Extracted information

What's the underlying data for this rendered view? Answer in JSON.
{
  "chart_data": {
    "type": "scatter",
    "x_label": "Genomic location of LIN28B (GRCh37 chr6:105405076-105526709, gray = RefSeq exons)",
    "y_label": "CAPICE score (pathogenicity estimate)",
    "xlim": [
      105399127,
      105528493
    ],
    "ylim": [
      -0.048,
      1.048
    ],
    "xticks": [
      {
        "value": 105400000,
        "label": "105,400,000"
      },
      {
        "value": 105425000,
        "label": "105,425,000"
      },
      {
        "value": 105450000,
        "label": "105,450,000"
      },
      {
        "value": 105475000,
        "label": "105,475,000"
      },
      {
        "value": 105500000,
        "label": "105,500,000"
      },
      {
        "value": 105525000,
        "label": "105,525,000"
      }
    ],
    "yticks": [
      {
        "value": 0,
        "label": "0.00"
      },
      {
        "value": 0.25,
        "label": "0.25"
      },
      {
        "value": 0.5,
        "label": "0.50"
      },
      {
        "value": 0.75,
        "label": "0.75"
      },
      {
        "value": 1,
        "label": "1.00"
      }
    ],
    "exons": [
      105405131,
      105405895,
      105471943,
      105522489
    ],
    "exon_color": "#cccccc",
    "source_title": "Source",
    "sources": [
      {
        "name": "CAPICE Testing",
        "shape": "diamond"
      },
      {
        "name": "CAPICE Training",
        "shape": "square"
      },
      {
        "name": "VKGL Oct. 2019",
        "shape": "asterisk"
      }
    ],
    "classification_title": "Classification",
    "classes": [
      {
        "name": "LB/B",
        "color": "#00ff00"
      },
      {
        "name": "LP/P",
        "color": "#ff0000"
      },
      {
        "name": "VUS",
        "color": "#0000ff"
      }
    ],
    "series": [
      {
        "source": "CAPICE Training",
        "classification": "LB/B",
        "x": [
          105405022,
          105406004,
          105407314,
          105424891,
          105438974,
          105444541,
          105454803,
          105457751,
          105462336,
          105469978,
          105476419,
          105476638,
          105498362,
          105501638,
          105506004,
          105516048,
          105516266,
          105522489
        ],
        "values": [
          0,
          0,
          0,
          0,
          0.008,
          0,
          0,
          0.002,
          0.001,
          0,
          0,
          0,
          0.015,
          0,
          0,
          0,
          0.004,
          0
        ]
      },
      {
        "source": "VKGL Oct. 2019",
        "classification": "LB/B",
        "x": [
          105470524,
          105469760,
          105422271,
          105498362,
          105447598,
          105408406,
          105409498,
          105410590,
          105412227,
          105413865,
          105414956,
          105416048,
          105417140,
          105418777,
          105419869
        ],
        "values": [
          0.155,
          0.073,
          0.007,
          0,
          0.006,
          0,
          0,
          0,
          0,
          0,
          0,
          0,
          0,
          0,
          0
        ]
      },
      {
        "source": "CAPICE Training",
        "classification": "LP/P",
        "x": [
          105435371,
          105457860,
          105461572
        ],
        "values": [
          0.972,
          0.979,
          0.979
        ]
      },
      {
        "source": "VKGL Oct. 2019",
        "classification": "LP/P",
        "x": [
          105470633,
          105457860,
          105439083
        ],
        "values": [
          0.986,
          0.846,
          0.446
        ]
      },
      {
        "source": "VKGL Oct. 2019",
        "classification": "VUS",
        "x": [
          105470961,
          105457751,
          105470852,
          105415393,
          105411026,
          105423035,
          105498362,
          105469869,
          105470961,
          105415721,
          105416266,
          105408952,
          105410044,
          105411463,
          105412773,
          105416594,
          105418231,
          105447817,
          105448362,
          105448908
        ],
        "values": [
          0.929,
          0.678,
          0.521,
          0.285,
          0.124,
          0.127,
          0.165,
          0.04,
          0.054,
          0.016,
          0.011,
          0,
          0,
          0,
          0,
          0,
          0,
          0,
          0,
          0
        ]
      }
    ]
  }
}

Directions
Reproduce the material above exactly; please quote every line of it.

Solution to this task
What's the underlying data for this rendered view? Answer in JSON.
{
  "chart_data": {
    "type": "scatter",
    "x_label": "Genomic location of LIN28B (GRCh37 chr6:105405076-105526709, gray = RefSeq exons)",
    "y_label": "CAPICE score (pathogenicity estimate)",
    "xlim": [
      105399127,
      105528493
    ],
    "ylim": [
      -0.048,
      1.048
    ],
    "xticks": [
      {
        "value": 105400000,
        "label": "105,400,000"
      },
      {
        "value": 105425000,
        "label": "105,425,000"
      },
      {
        "value": 105450000,
        "label": "105,450,000"
      },
      {
        "value": 105475000,
        "label": "105,475,000"
      },
      {
        "value": 105500000,
        "label": "105,500,000"
      },
      {
        "value": 105525000,
        "label": "105,525,000"
      }
    ],
    "yticks": [
      {
        "value": 0,
        "label": "0.00"
      },
      {
        "value": 0.25,
        "label": "0.25"
      },
      {
        "value": 0.5,
        "label": "0.50"
      },
      {
        "value": 0.75,
        "label": "0.75"
      },
      {
        "value": 1,
        "label": "1.00"
      }
    ],
    "exons": [
      105405131,
      105405895,
      105471943,
      105522489
    ],
    "exon_color": "#cccccc",
    "source_title": "Source",
    "sources": [
      {
        "name": "CAPICE Testing",
        "shape": "diamond"
      },
      {
        "name": "CAPICE Training",
        "shape": "square"
      },
      {
        "name": "VKGL Oct. 2019",
        "shape": "asterisk"
      }
    ],
    "classification_title": "Classification",
    "classes": [
      {
        "name": "LB/B",
        "color": "#00ff00"
      },
      {
        "name": "LP/P",
        "color": "#ff0000"
      },
      {
        "name": "VUS",
        "color": "#0000ff"
      }
    ],
    "series": [
      {
        "source": "CAPICE Training",
        "classification": "LB/B",
        "x": [
          105405022,
          105406004,
          105407314,
          105424891,
          105438974,
          105444541,
          105454803,
          105457751,
          105462336,
          105469978,
          105476419,
          105476638,
          105498362,
          105501638,
          105506004,
          105516048,
          105516266,
          105522489
        ],
        "values": [
          0,
          0,
          0,
          0,
          0.008,
          0,
          0,
          0.002,
          0.001,
          0,
          0,
          0,
          0.015,
          0,
          0,
          0,
          0.004,
          0
        ]
      },
      {
        "source": "VKGL Oct. 2019",
        "classification": "LB/B",
        "x": [
          105470524,
          105469760,
          105422271,
          105498362,
          105447598,
          105408406,
          105409498,
          105410590,
          105412227,
          105413865,
          105414956,
          105416048,
          105417140,
          105418777,
          105419869
        ],
        "values": [
          0.155,
          0.073,
          0.007,
          0,
          0.006,
          0,
          0,
          0,
          0,
          0,
          0,
          0,
          0,
          0,
          0
        ]
      },
      {
        "source": "CAPICE Training",
        "classification": "LP/P",
        "x": [
          105435371,
          105457860,
          105461572
        ],
        "values": [
          0.972,
          0.979,
          0.979
        ]
      },
      {
        "source": "VKGL Oct. 2019",
        "classification": "LP/P",
        "x": [
          105470633,
          105457860,
          105439083
        ],
        "values": [
          0.986,
          0.846,
          0.446
        ]
      },
      {
        "source": "VKGL Oct. 2019",
        "classification": "VUS",
        "x": [
          105470961,
          105457751,
          105470852,
          105415393,
          105411026,
          105423035,
          105498362,
          105469869,
          105470961,
          105415721,
          105416266,
          105408952,
          105410044,
          105411463,
          105412773,
          105416594,
          105418231,
          105447817,
          105448362,
          105448908
        ],
        "values": [
          0.929,
          0.678,
          0.521,
          0.285,
          0.124,
          0.127,
          0.165,
          0.04,
          0.054,
          0.016,
          0.011,
          0,
          0,
          0,
          0,
          0,
          0,
          0,
          0,
          0
        ]
      }
    ]
  }
}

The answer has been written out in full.